+++ 抜粋

ヒナタカの雑食系映画論 第160回

【ネタバレ解説】『片思い世界』が賛否両論になった8つの理由。特殊な設定なのに“説得力”がないワケ

『花束みたいな恋をした』の脚本・坂元裕二と監督・土井裕泰のコンビの最新作『片思い世界』が賛否両論を呼んでいます。その理由を前半はネタバレなし、後半はネタバレ全開で解説しましょう。(※画像は筆者撮影)

※以下、『片思い世界』の結末を含むネタバレに触れています。

4:幽霊の設定に説得力が欠けている

本作の「秘密」は、主人公3人が幽霊だったということ。それまで彼女たちがほかの誰とも相互的にコミュニケーションを取れていないような、「自分たちの世界」だけにいるような違和感の正体が、コンサートのシーンで「誰にも見えていないし誰にも声が聞こえていない」ことで明らかになるサプライズになっていたのです。
 

ただ、個人的にはこの幽霊にまつわる作品内のルールがあいまいで、とても飲み込みづらいものに見えてしまいました。「人からぶつかられる」のに「自分からは物理的な干渉ができない」ように見えるのも矛盾しているように思えましたし、12年間も「一緒にご飯を食べている」という彼女たちにとって、「スーパーに行っていたりするけど、それでいて食材はこの世界で自然に湧き出ているものなの?」などと疑問も生まれてしまいます。

劇中では大学の授業を踏まえて「ニュートリノ」「多元宇宙」といったSF的な解釈をさせる要素もありますが、これらが「後付け」の「説明」にすぎず、かえって設定のアラをより目立たせ、逆効果になってしまっているとさえ思えました。

5:「現実の世界にコミットできない」設定である

それよりも問題だと思えたのが、この幽霊の設定が、エンターテインメントにあまり昇華されていないことです。結末も含め「幽霊の3人が結局は現実の世界に何もコミットできない」のは意図したことではあるのでしょうが、結果的に映画としての面白さも大きく損ねていると思えました。

++++++
+++ データ

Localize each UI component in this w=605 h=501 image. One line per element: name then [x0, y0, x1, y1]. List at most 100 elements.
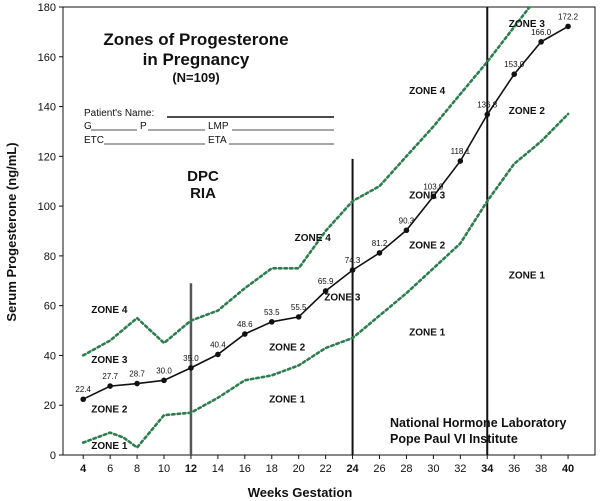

++++++

-- 記述課題 A --
『片思い世界』評の抜粋について、次の問いに答えてください。
(i) 脚本と監督はそれぞれ誰ですか？
(ii) 主人公3人が幽霊だったことは、どのシーンで明らかになりますか？
(iii) 劇中で大学の授業を踏まえたSF的な解釈をさせる要素として、どの二つの語が挙げられていますか？
-- 記述課題 B --
『片思い世界』評の抜粋から、「本作の「秘密」は、主人公3人」で始まり「きく損ねていると思えました。」で終わる部分を、両端の語句も含めて一字一句そのまま書き写してください。

-- 記述解答 A --
(i) 脚本は坂元裕二、監督は土井裕泰です。
(ii) コンサートのシーンです。
(iii) 「ニュートリノ」と「多元宇宙」です。

-- 記述解答 B --
本作の「秘密」は、主人公3人が幽霊だったということ。それまで彼女たちがほかの誰とも相互的にコミュニケーションを取れていないような、「自分たちの世界」だけにいるような違和感の正体が、コンサートのシーンで「誰にも見えていないし誰にも声が聞こえていない」ことで明らかになるサプライズになっていたのです。
 

ただ、個人的にはこの幽霊にまつわる作品内のルールがあいまいで、とても飲み込みづらいものに見えてしまいました。「人からぶつかられる」のに「自分からは物理的な干渉ができない」ように見えるのも矛盾しているように思えましたし、12年間も「一緒にご飯を食べている」という彼女たちにとって、「スーパーに行っていたりするけど、それでいて食材はこの世界で自然に湧き出ているものなの?」などと疑問も生まれてしまいます。

劇中では大学の授業を踏まえて「ニュートリノ」「多元宇宙」といったSF的な解釈をさせる要素もありますが、これらが「後付け」の「説明」にすぎず、かえって設定のアラをより目立たせ、逆効果になってしまっているとさえ思えました。

5:「現実の世界にコミットできない」設定である

それよりも問題だと思えたのが、この幽霊の設定が、エンターテインメントにあまり昇華されていないことです。結末も含め「幽霊の3人が結局は現実の世界に何もコミットできない」のは意図したことではあるのでしょうが、結果的に映画としての面白さも大きく損ねていると思えました。